ЗАДАНИЕ 1:
Для кого, согласно отрывку о постановке «Волшебной флейты», была написана эта опера?

ИСХОДНЫЙ ОТРЫВОК:
Дмитрий Ренанский
Кто-то из комментаторов проницательно разглядел интертекстуальную природу спектакля Bouffes Du Nord: эта «Волшебная флейта» — дитя своего времени, оно не могло бы появиться на свет раньше первого десятилетия нашего века. Высвобождая моцартовскую музыку из прокрустова ложа интерпретации, Брук сознательно или бессознательно сочиняет интертекст ко всей театральной биографии партитуры — и к итожившим недолгую эпоху режиссерского Sturm und Drang прочтениям Петера Конвичного и Ахима Фрайера, и к зафиксировавшей усталость моцартовского материала от бесконечного количества произведенных над ним операций версии Мартина Кушея, и к уродливым «пузырям земли» вроде киноверсии попсовика-затейника Кеннета Браны.
Брук предлагает прочесть моцартовский текст как бы с чистого листа, a prima vista — без учета обширного корпуса произведенных в партитуре позднейших интеллектуальных открытий. Что будет, если отринуть знание о «Волшебной флейте» как о масонском катехизисе, о компендиуме философских максим и редуцировать все это вычитываемое из партитуры (и вчитываемое в нее) сложносочиненное содержание — выдержит ли конструкция моцартовской вселенной?
Отвечая на эти вопросы, режиссер апеллирует к генетике произведения, заставляя вспомнить, что вообще-то «Волшебная флейта» была написана для Эмануэля Шиканедера и его Theater auf der Wieden — располагавшегося в венском предместье и делавшего ставку на широкую публику и демократичный репертуар.
Отказываясь от привычных клише, Брук снимает с «Волшебной флейты» все лишнее и наносное, обнажая архаику универсальной в своем гуманизме притчи и лишая звучание моцартовской музыки ожидаемого концертного лоска. Зритель словно бы наблюдает не за спектаклем, но за его идущей под рояль репетицией — пианист на ходу (и на каждом представлении по-разному) в режиме реального времени здесь-и-сейчас форматирует фактуру подлинника, предъявляя публике не готовый отлакированный глянец результата, но необработанный сырец процесса.

ФРАГМЕНТ ЛИСТИНГА:
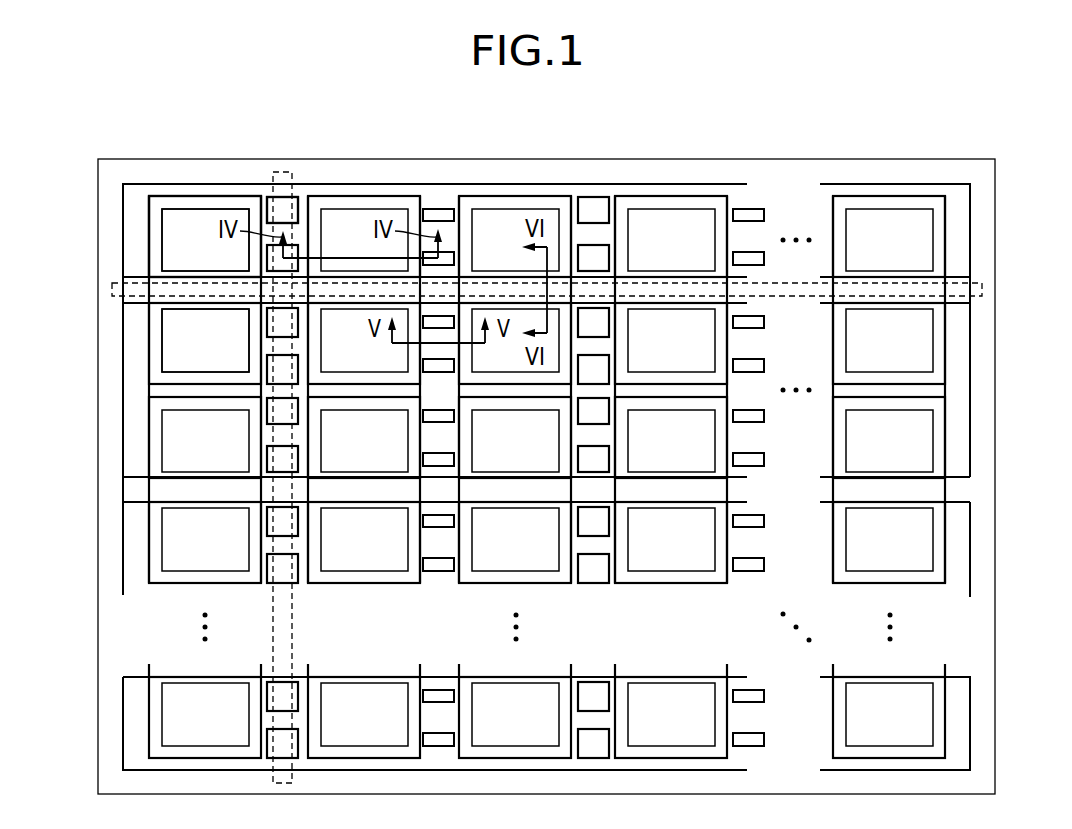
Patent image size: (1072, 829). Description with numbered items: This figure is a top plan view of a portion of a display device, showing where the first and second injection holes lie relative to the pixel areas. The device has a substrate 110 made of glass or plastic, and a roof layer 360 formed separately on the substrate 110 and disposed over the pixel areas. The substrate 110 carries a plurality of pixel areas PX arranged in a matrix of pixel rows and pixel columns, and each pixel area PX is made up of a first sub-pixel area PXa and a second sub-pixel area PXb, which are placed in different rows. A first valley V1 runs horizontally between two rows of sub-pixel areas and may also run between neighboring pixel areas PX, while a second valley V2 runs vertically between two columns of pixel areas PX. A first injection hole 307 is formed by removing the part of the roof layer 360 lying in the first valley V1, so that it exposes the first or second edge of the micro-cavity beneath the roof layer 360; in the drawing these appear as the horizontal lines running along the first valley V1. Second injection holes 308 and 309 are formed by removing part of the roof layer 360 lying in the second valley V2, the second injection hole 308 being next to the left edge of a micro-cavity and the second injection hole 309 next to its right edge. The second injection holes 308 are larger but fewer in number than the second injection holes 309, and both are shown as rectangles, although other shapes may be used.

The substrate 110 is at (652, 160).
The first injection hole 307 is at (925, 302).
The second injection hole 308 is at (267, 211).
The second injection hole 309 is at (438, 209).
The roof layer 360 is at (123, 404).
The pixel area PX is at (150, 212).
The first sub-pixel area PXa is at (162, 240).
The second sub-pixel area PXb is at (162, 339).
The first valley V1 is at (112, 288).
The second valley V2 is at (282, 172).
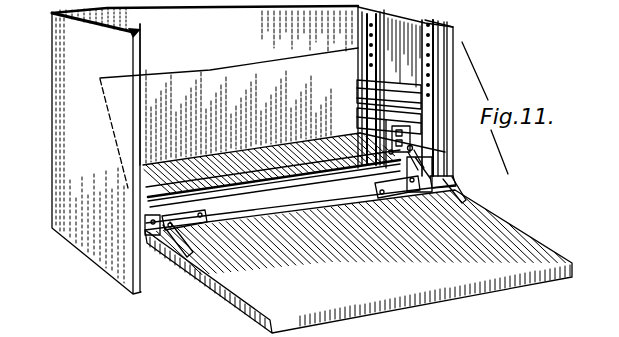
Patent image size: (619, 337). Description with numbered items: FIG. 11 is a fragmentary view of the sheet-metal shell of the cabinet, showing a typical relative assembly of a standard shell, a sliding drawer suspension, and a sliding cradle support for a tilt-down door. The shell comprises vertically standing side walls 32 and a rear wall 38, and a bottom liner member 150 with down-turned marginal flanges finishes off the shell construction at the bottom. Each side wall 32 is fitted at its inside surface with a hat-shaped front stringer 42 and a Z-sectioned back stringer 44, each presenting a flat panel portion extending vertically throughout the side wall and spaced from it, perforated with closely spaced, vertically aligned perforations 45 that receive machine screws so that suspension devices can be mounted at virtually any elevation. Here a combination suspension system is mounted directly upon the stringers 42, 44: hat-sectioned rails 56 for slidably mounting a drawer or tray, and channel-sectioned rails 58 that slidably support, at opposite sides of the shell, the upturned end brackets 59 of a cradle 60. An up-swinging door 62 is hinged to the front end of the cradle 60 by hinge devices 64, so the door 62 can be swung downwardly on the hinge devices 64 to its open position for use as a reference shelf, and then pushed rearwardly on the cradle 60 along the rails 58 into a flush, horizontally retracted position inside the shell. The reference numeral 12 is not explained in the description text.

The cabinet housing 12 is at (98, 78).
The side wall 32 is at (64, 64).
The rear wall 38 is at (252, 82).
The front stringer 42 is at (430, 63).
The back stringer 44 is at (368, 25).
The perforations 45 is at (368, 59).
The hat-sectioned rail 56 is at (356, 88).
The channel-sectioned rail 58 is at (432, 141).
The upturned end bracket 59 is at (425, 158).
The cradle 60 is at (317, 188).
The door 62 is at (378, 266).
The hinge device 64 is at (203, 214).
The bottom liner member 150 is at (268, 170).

ЗАДАНИЕ 2:
Повторите без изменений строки листинга с самого его начала и до строки, где есть «The roof layer 360 is at (123, 404).», включительно. Изображения в ответ не включайте.

ПРАВИЛЬНЫЙ ОТВЕТ 1:
Для Эмануэля Шиканедера и его Theater auf der Wieden.

ПРАВИЛЬНЫЙ ОТВЕТ 2:
Patent image size: (1072, 829). Description with numbered items: This figure is a top plan view of a portion of a display device, showing where the first and second injection holes lie relative to the pixel areas. The device has a substrate 110 made of glass or plastic, and a roof layer 360 formed separately on the substrate 110 and disposed over the pixel areas. The substrate 110 carries a plurality of pixel areas PX arranged in a matrix of pixel rows and pixel columns, and each pixel area PX is made up of a first sub-pixel area PXa and a second sub-pixel area PXb, which are placed in different rows. A first valley V1 runs horizontally between two rows of sub-pixel areas and may also run between neighboring pixel areas PX, while a second valley V2 runs vertically between two columns of pixel areas PX. A first injection hole 307 is formed by removing the part of the roof layer 360 lying in the first valley V1, so that it exposes the first or second edge of the micro-cavity beneath the roof layer 360; in the drawing these appear as the horizontal lines running along the first valley V1. Second injection holes 308 and 309 are formed by removing part of the roof layer 360 lying in the second valley V2, the second injection hole 308 being next to the left edge of a micro-cavity and the second injection hole 309 next to its right edge. The second injection holes 308 are larger but fewer in number than the second injection holes 309, and both are shown as rectangles, although other shapes may be used.

The substrate 110 is at (652, 160).
The first injection hole 307 is at (925, 302).
The second injection hole 308 is at (267, 211).
The second injection hole 309 is at (438, 209).
The roof layer 360 is at (123, 404).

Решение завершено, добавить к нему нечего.